Text shown:
________________________________________

Evolocumab in High-Risk Primary Prevention: Is Earlier Intervention Warranted in Diabetes?

Overview of ASCVD: residual risk remains high in selected primary prevention patients

Atherosclerotic cardiovascular disease (ASCVD) remains one of the leading causes of death worldwide. Over the past decades, statins have become the cornerstone of lipid management because of their well-established ability to reduce low-density lipoprotein cholesterol (LDL-C) and improve cardiovascular outcomes. More recently, non-statin therapies have expanded treatment options, particularly for patients who require further LDL-C reduction beyond what statins alone can achieve.

However, the strongest outcome data for intensive lipid lowering have traditionally come from secondary prevention settings, where patients already have established ASCVD. This leaves an important clinical question unanswered: should more aggressive LDL-C lowering be considered earlier, before overt atherosclerotic disease becomes clinically apparent?

This question is especially relevant in patients with diabetes. Even in the absence of documented ASCVD, many individuals with longstanding diabetes, insulin dependence, or microvascular complications carry a markedly elevated cardiovascular risk. Evolocumab - a PCSK9 inhibitor has gained attention as a potential strategy for selected patients in high-risk primary prevention.

Study findings: deeper LDL-C reduction and fewer first cardiovascular events

A prespecified subgroup analysis of the randomized VESALIUS-CV trial evaluated 3,655 patients with diabetes who were considered at high cardiovascular risk but had no known significant atherosclerotic disease. Participants received Evolocumab every two weeks or placebo, in addition to standard lipid-lowering therapy such as statins and/or ezetimibe.

________________________________________

Data listing:
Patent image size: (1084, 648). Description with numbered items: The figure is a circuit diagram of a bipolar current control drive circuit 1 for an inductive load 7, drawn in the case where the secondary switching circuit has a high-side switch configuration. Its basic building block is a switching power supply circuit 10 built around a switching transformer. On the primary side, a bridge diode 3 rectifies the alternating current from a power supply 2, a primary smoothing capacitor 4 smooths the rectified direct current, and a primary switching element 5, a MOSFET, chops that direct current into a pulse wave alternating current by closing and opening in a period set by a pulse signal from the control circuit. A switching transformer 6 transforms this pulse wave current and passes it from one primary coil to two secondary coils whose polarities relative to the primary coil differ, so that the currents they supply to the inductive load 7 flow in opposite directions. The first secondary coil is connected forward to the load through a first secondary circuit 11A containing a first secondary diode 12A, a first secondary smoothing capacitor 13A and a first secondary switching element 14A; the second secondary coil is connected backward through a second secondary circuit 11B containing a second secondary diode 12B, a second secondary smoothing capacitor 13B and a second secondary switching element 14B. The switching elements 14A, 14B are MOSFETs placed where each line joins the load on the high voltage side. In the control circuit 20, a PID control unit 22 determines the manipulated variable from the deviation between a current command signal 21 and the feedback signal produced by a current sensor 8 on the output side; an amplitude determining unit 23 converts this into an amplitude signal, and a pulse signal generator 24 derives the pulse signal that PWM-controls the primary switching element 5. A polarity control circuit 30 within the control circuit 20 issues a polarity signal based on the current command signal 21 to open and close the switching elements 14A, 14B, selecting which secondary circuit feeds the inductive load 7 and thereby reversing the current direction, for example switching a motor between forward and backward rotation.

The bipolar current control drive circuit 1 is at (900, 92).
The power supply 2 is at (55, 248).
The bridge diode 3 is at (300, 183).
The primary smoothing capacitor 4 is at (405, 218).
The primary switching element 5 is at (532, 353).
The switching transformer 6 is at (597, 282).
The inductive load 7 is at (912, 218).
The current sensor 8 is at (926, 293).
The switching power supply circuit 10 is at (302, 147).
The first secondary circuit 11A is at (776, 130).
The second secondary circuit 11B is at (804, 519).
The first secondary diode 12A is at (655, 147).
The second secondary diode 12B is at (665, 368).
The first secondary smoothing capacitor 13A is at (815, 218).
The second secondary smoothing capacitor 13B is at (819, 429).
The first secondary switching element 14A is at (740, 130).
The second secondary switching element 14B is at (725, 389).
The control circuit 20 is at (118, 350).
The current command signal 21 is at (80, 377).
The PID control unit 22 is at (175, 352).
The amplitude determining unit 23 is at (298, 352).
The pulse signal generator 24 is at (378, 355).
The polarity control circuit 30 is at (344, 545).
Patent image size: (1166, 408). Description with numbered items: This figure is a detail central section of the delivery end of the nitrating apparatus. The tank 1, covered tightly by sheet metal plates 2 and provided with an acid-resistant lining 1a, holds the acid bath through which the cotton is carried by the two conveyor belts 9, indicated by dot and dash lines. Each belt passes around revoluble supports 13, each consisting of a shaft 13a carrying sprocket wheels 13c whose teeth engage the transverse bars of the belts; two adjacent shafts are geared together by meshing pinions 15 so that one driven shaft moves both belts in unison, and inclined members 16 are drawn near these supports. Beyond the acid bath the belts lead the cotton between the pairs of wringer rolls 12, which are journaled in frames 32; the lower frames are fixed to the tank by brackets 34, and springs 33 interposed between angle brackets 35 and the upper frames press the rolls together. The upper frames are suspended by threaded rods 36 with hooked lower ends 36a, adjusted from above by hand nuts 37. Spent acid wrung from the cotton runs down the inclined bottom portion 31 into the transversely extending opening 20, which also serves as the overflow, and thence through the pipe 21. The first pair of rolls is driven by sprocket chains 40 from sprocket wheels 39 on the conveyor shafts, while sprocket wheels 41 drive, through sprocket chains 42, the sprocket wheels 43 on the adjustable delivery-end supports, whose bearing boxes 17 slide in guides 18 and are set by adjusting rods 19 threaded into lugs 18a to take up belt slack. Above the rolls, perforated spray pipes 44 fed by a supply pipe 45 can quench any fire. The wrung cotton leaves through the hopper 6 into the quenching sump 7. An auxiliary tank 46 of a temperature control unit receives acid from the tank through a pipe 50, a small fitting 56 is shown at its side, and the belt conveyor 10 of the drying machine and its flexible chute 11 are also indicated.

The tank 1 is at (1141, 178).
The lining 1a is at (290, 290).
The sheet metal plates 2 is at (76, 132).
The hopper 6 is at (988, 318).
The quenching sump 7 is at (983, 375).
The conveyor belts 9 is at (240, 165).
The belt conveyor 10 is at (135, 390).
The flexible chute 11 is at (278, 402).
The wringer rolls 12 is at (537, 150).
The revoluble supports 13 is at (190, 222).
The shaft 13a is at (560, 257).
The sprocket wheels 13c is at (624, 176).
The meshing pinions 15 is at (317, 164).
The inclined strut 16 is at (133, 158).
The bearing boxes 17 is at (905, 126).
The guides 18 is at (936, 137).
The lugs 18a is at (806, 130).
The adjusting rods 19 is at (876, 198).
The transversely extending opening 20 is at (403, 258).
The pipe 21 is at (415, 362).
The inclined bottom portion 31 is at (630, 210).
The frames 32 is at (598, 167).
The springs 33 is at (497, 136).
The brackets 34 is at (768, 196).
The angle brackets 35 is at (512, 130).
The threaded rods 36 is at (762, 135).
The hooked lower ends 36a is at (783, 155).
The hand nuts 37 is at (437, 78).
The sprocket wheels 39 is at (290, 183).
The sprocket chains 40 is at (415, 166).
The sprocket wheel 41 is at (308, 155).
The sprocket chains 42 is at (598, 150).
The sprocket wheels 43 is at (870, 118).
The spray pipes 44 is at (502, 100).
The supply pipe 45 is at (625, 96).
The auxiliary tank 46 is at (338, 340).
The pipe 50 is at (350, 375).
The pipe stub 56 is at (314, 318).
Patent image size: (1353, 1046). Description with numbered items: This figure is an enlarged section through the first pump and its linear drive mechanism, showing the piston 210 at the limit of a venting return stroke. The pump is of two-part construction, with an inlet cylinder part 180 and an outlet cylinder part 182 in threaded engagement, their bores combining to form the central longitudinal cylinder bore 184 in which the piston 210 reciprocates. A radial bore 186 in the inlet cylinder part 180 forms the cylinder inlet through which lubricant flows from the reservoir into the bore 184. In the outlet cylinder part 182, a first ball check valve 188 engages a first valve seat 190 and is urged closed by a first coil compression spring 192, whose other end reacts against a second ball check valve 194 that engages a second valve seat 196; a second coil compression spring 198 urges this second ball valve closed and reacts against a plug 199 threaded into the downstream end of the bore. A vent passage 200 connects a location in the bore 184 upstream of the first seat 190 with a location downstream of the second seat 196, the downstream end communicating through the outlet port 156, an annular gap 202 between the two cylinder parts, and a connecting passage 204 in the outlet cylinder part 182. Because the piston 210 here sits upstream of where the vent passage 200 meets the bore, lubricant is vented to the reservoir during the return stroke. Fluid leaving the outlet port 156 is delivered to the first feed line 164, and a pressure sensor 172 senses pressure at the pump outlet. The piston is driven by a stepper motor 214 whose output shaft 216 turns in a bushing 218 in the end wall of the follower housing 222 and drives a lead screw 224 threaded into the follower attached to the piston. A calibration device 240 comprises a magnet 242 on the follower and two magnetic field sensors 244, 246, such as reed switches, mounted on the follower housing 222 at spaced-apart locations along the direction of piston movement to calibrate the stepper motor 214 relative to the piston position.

________________________________________

Prompt 1:
According to the evolocumab text, how many patients with diabetes were evaluated in the subgroup analysis of the VESALIUS-CV trial?
Prompt 2:
Copy the part of the evolocumab text that begins at the words "This question is" and stops after the words "high-risk primary prevention.".
The records can be set aside.

Final answer 1:
3,655 patients

Final answer 2:
This question is especially relevant in patients with diabetes. Even in the absence of documented ASCVD, many individuals with longstanding diabetes, insulin dependence, or microvascular complications carry a markedly elevated cardiovascular risk. Evolocumab - a PCSK9 inhibitor has gained attention as a potential strategy for selected patients in high-risk primary prevention.